> _WHAT NEEDS TO BE DONE_:
Collect all lines from the listing that include the string "disk".

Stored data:
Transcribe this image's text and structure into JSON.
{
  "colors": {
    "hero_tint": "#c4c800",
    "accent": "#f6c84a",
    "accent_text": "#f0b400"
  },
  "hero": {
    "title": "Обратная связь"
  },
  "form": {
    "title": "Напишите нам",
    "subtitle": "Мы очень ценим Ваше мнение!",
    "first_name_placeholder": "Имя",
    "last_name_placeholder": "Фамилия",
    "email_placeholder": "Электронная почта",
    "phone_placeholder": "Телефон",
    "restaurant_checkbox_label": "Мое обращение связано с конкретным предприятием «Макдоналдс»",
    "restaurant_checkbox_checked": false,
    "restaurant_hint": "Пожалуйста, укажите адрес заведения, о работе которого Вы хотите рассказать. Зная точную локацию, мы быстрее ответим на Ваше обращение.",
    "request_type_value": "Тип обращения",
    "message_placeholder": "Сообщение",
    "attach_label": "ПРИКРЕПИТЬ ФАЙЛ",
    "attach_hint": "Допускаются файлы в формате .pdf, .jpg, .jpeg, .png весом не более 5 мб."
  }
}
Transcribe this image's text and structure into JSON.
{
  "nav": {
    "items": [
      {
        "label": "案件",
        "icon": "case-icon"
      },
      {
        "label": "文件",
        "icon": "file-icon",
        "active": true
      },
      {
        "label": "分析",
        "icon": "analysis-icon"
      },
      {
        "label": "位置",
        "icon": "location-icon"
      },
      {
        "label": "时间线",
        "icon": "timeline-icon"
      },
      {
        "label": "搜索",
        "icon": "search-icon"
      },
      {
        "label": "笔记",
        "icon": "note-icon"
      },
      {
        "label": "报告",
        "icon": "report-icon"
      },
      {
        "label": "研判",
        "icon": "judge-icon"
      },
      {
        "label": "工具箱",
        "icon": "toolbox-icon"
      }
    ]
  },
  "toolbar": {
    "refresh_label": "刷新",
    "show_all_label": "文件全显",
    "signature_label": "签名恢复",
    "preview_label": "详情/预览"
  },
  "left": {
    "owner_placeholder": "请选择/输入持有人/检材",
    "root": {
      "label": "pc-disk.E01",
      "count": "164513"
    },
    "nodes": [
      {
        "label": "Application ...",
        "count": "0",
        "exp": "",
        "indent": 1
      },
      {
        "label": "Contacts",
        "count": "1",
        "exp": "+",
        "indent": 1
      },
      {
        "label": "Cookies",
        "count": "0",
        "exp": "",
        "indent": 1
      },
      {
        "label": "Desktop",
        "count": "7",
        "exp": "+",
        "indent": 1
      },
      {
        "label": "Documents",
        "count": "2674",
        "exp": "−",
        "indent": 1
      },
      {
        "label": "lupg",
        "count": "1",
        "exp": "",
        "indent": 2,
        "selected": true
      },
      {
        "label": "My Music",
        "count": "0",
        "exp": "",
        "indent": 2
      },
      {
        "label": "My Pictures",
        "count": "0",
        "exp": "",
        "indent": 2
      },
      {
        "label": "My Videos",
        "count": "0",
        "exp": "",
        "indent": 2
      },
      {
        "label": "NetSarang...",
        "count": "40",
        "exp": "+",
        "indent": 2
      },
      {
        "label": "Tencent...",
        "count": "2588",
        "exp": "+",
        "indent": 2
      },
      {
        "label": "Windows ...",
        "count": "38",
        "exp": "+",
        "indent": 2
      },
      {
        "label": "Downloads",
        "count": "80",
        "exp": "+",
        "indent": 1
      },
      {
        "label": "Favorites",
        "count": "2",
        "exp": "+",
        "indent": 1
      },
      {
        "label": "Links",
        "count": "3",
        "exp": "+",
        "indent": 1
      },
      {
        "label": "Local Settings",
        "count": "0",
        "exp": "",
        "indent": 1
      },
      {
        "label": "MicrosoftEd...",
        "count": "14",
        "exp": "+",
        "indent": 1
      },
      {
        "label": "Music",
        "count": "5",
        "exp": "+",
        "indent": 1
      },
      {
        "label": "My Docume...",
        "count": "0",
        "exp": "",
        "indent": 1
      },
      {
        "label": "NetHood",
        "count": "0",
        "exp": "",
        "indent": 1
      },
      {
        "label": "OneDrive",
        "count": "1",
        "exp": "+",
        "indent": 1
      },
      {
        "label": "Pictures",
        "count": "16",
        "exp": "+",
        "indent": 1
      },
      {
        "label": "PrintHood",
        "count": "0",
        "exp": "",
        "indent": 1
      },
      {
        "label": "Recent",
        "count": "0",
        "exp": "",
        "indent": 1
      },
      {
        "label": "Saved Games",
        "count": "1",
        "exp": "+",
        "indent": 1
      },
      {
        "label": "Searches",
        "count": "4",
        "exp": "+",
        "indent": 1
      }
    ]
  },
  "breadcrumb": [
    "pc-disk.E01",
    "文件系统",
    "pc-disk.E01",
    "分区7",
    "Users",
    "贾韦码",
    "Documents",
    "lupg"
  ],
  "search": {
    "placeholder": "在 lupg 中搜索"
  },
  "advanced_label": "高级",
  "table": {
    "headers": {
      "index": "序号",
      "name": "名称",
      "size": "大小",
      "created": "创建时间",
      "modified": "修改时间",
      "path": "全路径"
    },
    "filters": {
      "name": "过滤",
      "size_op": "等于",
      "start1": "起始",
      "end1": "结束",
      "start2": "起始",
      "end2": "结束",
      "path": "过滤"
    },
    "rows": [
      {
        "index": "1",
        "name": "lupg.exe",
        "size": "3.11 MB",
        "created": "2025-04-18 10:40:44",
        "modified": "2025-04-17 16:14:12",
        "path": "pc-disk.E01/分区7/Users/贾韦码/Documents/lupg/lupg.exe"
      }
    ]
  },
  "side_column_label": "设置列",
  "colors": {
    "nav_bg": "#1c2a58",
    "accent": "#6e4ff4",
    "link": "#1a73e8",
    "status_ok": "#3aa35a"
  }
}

> _RESPONSE TO THIS EXERCISE_:
      "label": "pc-disk.E01",
    "pc-disk.E01",
    "pc-disk.E01",
        "path": "pc-disk.E01/分区7/Users/贾韦码/Documents/lupg/lupg.exe"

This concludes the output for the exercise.